» **Supplied data**:
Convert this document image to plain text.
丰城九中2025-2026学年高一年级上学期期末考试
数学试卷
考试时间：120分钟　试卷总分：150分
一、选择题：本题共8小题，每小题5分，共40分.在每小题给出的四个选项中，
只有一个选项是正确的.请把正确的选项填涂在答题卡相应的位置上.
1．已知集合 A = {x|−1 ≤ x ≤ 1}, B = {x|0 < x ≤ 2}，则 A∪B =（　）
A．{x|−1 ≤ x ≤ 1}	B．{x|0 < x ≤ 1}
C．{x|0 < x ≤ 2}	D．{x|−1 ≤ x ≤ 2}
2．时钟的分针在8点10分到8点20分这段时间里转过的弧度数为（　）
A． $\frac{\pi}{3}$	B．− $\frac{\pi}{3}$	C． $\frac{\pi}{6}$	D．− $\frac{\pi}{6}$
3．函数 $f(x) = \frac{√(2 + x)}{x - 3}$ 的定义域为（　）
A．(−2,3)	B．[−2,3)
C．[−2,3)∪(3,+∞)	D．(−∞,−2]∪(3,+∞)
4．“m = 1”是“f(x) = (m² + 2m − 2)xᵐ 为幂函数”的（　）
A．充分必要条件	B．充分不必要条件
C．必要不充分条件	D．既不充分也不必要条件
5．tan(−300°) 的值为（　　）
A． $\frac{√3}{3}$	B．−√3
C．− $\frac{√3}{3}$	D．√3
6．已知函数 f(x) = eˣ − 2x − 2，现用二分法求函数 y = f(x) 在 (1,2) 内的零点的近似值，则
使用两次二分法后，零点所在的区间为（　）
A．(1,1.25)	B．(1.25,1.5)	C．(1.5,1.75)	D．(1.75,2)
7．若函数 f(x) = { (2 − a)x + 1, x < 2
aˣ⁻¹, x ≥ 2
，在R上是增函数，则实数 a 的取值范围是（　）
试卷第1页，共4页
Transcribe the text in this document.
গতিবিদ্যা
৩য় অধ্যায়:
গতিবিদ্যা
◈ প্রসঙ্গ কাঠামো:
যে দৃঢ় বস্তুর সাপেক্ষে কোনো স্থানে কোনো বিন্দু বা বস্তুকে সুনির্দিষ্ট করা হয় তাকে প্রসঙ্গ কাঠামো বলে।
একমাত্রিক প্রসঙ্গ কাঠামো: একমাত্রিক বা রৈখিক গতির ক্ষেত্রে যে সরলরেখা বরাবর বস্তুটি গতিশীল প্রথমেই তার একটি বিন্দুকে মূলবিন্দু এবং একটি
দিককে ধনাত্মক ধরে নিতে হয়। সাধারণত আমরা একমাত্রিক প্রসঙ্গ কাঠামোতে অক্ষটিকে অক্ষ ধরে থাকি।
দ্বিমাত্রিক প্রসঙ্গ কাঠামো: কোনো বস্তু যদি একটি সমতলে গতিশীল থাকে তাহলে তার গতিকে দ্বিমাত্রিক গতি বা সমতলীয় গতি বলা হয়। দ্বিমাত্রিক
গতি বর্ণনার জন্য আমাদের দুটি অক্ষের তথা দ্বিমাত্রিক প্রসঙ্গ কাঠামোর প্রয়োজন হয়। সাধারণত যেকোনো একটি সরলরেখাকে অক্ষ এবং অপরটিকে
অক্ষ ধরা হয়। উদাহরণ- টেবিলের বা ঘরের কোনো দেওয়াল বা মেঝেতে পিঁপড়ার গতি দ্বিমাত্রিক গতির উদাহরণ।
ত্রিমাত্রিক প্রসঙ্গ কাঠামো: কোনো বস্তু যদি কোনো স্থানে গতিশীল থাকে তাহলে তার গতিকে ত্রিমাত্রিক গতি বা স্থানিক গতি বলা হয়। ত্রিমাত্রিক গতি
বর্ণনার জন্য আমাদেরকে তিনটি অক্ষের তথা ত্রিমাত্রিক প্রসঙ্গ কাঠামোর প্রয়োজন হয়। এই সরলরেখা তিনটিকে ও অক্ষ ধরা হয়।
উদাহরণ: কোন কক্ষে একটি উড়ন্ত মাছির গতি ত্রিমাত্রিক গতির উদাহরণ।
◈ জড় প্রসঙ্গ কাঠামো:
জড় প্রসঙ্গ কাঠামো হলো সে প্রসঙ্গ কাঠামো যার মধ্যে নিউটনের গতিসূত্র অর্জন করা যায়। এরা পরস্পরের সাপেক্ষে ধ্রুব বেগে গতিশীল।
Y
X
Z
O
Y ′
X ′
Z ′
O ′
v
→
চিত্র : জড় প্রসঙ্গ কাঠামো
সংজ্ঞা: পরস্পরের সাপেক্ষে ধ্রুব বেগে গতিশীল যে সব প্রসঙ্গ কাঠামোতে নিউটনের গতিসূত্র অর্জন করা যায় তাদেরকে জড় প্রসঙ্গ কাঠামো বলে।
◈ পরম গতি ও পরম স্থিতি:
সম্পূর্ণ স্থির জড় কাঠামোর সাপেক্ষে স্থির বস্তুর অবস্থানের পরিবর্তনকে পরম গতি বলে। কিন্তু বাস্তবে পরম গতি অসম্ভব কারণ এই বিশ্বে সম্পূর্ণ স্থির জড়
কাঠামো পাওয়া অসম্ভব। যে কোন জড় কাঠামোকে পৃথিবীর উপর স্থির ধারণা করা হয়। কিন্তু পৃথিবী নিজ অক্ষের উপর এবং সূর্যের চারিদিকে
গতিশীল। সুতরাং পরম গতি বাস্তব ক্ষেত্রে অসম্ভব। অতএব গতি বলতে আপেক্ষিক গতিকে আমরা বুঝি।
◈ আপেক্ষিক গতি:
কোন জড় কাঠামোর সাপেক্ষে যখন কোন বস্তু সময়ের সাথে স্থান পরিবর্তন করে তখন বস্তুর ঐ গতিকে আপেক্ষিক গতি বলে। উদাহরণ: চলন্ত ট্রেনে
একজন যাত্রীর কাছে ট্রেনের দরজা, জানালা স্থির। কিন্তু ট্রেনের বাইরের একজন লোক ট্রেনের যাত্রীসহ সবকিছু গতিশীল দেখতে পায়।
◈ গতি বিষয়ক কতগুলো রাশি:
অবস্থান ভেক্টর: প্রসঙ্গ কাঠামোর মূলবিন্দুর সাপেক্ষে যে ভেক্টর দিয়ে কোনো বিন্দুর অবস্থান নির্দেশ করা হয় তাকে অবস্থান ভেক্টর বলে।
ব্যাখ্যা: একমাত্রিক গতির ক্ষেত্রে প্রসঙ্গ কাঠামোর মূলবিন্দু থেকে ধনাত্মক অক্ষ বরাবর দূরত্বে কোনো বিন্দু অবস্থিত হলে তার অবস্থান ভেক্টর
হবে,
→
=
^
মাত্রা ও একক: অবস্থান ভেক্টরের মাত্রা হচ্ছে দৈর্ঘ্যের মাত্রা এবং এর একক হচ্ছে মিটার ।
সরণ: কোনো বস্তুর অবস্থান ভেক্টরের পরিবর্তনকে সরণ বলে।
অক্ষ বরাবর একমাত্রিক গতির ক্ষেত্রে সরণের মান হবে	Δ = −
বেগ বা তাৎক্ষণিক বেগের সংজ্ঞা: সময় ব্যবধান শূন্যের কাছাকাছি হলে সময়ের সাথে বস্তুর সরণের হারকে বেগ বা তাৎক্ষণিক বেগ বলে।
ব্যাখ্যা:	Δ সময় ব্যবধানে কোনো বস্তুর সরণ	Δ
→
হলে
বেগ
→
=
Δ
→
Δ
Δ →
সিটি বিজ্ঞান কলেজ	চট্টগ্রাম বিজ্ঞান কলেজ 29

» **Description of the task**:
Identify the lines in the entries above that contain "this", then copy them out.

» **Answer to the exercise**:
Convert this document image to plain text.
Transcribe the text in this document.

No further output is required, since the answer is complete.